─── Dataset

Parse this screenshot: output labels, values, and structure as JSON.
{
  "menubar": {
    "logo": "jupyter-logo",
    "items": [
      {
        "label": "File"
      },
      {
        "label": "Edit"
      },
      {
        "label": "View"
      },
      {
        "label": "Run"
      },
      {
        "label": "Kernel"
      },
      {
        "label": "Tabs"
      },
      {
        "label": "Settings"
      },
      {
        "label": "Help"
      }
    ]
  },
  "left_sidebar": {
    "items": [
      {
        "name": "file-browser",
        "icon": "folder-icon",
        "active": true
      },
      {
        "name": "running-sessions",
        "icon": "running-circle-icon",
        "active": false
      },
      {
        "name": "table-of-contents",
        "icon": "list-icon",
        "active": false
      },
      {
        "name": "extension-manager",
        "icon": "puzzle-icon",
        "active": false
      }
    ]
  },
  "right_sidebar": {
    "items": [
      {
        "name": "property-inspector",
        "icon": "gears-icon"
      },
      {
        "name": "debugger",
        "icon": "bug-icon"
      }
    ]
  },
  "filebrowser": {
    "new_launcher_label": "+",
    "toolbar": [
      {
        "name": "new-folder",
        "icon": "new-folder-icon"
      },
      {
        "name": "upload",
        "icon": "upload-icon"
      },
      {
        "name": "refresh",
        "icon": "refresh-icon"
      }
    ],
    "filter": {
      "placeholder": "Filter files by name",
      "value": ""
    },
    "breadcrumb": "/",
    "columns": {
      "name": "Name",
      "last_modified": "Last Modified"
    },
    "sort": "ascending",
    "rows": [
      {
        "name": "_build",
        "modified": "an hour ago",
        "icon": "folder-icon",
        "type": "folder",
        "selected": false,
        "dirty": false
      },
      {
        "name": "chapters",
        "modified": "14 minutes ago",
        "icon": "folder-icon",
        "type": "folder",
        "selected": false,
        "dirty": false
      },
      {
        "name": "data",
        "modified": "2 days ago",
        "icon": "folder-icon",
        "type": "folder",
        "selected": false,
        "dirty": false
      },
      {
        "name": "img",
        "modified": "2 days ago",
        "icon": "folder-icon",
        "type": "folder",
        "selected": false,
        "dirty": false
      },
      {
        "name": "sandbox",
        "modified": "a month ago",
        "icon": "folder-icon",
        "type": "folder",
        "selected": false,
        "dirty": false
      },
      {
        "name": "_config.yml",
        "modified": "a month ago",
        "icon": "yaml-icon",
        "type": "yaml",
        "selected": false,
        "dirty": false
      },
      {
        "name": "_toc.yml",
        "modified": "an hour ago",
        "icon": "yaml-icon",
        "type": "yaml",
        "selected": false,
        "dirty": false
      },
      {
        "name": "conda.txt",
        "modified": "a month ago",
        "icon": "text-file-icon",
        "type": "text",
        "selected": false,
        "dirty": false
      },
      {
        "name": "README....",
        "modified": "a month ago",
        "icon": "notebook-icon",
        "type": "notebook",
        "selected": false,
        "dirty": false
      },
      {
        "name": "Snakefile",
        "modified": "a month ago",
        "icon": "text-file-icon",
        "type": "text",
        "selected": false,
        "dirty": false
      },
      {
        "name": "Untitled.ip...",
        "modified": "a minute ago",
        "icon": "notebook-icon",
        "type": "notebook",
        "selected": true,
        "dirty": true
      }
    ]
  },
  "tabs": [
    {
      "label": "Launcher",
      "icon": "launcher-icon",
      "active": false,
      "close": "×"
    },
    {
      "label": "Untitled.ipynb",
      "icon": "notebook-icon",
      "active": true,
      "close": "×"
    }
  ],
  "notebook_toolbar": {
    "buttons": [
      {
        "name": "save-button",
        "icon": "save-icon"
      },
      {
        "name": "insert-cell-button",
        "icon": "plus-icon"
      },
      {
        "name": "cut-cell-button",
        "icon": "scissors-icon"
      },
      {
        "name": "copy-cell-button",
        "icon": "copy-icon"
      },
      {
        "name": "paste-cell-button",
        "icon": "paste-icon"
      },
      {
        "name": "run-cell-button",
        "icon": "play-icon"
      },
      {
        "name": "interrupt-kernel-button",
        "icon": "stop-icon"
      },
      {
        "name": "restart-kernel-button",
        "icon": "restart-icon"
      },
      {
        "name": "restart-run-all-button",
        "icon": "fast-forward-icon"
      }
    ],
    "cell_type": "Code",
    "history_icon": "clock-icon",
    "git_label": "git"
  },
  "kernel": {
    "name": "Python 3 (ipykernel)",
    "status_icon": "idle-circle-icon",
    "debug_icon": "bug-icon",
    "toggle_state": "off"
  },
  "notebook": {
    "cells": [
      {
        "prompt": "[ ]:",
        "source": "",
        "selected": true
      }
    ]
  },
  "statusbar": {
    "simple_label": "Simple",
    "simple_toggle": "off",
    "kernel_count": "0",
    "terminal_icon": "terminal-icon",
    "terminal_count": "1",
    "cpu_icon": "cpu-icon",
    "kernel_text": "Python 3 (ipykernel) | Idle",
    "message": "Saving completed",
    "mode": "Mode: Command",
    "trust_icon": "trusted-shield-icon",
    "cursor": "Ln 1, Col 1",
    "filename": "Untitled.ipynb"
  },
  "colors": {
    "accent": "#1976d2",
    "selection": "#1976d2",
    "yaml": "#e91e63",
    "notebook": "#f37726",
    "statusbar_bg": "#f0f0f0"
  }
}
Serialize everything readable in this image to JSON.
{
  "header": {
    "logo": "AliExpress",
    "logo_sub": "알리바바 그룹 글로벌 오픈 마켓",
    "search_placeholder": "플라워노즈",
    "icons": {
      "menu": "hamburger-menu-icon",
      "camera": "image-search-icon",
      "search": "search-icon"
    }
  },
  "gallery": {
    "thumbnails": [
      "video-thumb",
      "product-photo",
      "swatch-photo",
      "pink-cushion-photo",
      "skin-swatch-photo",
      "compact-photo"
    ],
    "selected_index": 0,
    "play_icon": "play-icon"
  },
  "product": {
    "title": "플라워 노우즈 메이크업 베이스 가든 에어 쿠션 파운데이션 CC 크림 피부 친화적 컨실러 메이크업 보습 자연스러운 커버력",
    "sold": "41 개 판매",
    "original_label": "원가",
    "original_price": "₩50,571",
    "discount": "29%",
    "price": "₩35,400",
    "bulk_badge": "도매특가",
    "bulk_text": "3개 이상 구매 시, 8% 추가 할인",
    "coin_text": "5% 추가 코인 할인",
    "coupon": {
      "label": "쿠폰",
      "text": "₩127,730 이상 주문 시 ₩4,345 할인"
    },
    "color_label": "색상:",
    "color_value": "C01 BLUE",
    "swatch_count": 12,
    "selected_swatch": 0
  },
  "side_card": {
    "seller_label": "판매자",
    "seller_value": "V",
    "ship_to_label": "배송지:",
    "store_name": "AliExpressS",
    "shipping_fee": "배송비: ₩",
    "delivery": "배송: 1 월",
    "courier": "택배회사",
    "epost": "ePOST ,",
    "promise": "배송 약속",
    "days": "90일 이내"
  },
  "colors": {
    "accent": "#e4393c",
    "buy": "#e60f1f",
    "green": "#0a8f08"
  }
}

──────

Written task:
Set down every line of the listing above again, exactly as given.

In response:
Parse this screenshot: output labels, values, and structure as JSON.
{
  "menubar": {
    "logo": "jupyter-logo",
    "items": [
      {
        "label": "File"
      },
      {
        "label": "Edit"
      },
      {
        "label": "View"
      },
      {
        "label": "Run"
      },
      {
        "label": "Kernel"
      },
      {
        "label": "Tabs"
      },
      {
        "label": "Settings"
      },
      {
        "label": "Help"
      }
    ]
  },
  "left_sidebar": {
    "items": [
      {
        "name": "file-browser",
        "icon": "folder-icon",
        "active": true
      },
      {
        "name": "running-sessions",
        "icon": "running-circle-icon",
        "active": false
      },
      {
        "name": "table-of-contents",
        "icon": "list-icon",
        "active": false
      },
      {
        "name": "extension-manager",
        "icon": "puzzle-icon",
        "active": false
      }
    ]
  },
  "right_sidebar": {
    "items": [
      {
        "name": "property-inspector",
        "icon": "gears-icon"
      },
      {
        "name": "debugger",
        "icon": "bug-icon"
      }
    ]
  },
  "filebrowser": {
    "new_launcher_label": "+",
    "toolbar": [
      {
        "name": "new-folder",
        "icon": "new-folder-icon"
      },
      {
        "name": "upload",
        "icon": "upload-icon"
      },
      {
        "name": "refresh",
        "icon": "refresh-icon"
      }
    ],
    "filter": {
      "placeholder": "Filter files by name",
      "value": ""
    },
    "breadcrumb": "/",
    "columns": {
      "name": "Name",
      "last_modified": "Last Modified"
    },
    "sort": "ascending",
    "rows": [
      {
        "name": "_build",
        "modified": "an hour ago",
        "icon": "folder-icon",
        "type": "folder",
        "selected": false,
        "dirty": false
      },
      {
        "name": "chapters",
        "modified": "14 minutes ago",
        "icon": "folder-icon",
        "type": "folder",
        "selected": false,
        "dirty": false
      },
      {
        "name": "data",
        "modified": "2 days ago",
        "icon": "folder-icon",
        "type": "folder",
        "selected": false,
        "dirty": false
      },
      {
        "name": "img",
        "modified": "2 days ago",
        "icon": "folder-icon",
        "type": "folder",
        "selected": false,
        "dirty": false
      },
      {
        "name": "sandbox",
        "modified": "a month ago",
        "icon": "folder-icon",
        "type": "folder",
        "selected": false,
        "dirty": false
      },
      {
        "name": "_config.yml",
        "modified": "a month ago",
        "icon": "yaml-icon",
        "type": "yaml",
        "selected": false,
        "dirty": false
      },
      {
        "name": "_toc.yml",
        "modified": "an hour ago",
        "icon": "yaml-icon",
        "type": "yaml",
        "selected": false,
        "dirty": false
      },
      {
        "name": "conda.txt",
        "modified": "a month ago",
        "icon": "text-file-icon",
        "type": "text",
        "selected": false,
        "dirty": false
      },
      {
        "name": "README....",
        "modified": "a month ago",
        "icon": "notebook-icon",
        "type": "notebook",
        "selected": false,
        "dirty": false
      },
      {
        "name": "Snakefile",
        "modified": "a month ago",
        "icon": "text-file-icon",
        "type": "text",
        "selected": false,
        "dirty": false
      },
      {
        "name": "Untitled.ip...",
        "modified": "a minute ago",
        "icon": "notebook-icon",
        "type": "notebook",
        "selected": true,
        "dirty": true
      }
    ]
  },
  "tabs": [
    {
      "label": "Launcher",
      "icon": "launcher-icon",
      "active": false,
      "close": "×"
    },
    {
      "label": "Untitled.ipynb",
      "icon": "notebook-icon",
      "active": true,
      "close": "×"
    }
  ],
  "notebook_toolbar": {
    "buttons": [
      {
        "name": "save-button",
        "icon": "save-icon"
      },
      {
        "name": "insert-cell-button",
        "icon": "plus-icon"
      },
      {
        "name": "cut-cell-button",
        "icon": "scissors-icon"
      },
      {
        "name": "copy-cell-button",
        "icon": "copy-icon"
      },
      {
        "name": "paste-cell-button",
        "icon": "paste-icon"
      },
      {
        "name": "run-cell-button",
        "icon": "play-icon"
      },
      {
        "name": "interrupt-kernel-button",
        "icon": "stop-icon"
      },
      {
        "name": "restart-kernel-button",
        "icon": "restart-icon"
      },
      {
        "name": "restart-run-all-button",
        "icon": "fast-forward-icon"
      }
    ],
    "cell_type": "Code",
    "history_icon": "clock-icon",
    "git_label": "git"
  },
  "kernel": {
    "name": "Python 3 (ipykernel)",
    "status_icon": "idle-circle-icon",
    "debug_icon": "bug-icon",
    "toggle_state": "off"
  },
  "notebook": {
    "cells": [
      {
        "prompt": "[ ]:",
        "source": "",
        "selected": true
      }
    ]
  },
  "statusbar": {
    "simple_label": "Simple",
    "simple_toggle": "off",
    "kernel_count": "0",
    "terminal_icon": "terminal-icon",
    "terminal_count": "1",
    "cpu_icon": "cpu-icon",
    "kernel_text": "Python 3 (ipykernel) | Idle",
    "message": "Saving completed",
    "mode": "Mode: Command",
    "trust_icon": "trusted-shield-icon",
    "cursor": "Ln 1, Col 1",
    "filename": "Untitled.ipynb"
  },
  "colors": {
    "accent": "#1976d2",
    "selection": "#1976d2",
    "yaml": "#e91e63",
    "notebook": "#f37726",
    "statusbar_bg": "#f0f0f0"
  }
}
Serialize everything readable in this image to JSON.
{
  "header": {
    "logo": "AliExpress",
    "logo_sub": "알리바바 그룹 글로벌 오픈 마켓",
    "search_placeholder": "플라워노즈",
    "icons": {
      "menu": "hamburger-menu-icon",
      "camera": "image-search-icon",
      "search": "search-icon"
    }
  },
  "gallery": {
    "thumbnails": [
      "video-thumb",
      "product-photo",
      "swatch-photo",
      "pink-cushion-photo",
      "skin-swatch-photo",
      "compact-photo"
    ],
    "selected_index": 0,
    "play_icon": "play-icon"
  },
  "product": {
    "title": "플라워 노우즈 메이크업 베이스 가든 에어 쿠션 파운데이션 CC 크림 피부 친화적 컨실러 메이크업 보습 자연스러운 커버력",
    "sold": "41 개 판매",
    "original_label": "원가",
    "original_price": "₩50,571",
    "discount": "29%",
    "price": "₩35,400",
    "bulk_badge": "도매특가",
    "bulk_text": "3개 이상 구매 시, 8% 추가 할인",
    "coin_text": "5% 추가 코인 할인",
    "coupon": {
      "label": "쿠폰",
      "text": "₩127,730 이상 주문 시 ₩4,345 할인"
    },
    "color_label": "색상:",
    "color_value": "C01 BLUE",
    "swatch_count": 12,
    "selected_swatch": 0
  },
  "side_card": {
    "seller_label": "판매자",
    "seller_value": "V",
    "ship_to_label": "배송지:",
    "store_name": "AliExpressS",
    "shipping_fee": "배송비: ₩",
    "delivery": "배송: 1 월",
    "courier": "택배회사",
    "epost": "ePOST ,",
    "promise": "배송 약속",
    "days": "90일 이내"
  },
  "colors": {
    "accent": "#e4393c",
    "buy": "#e60f1f",
    "green": "#0a8f08"
  }
}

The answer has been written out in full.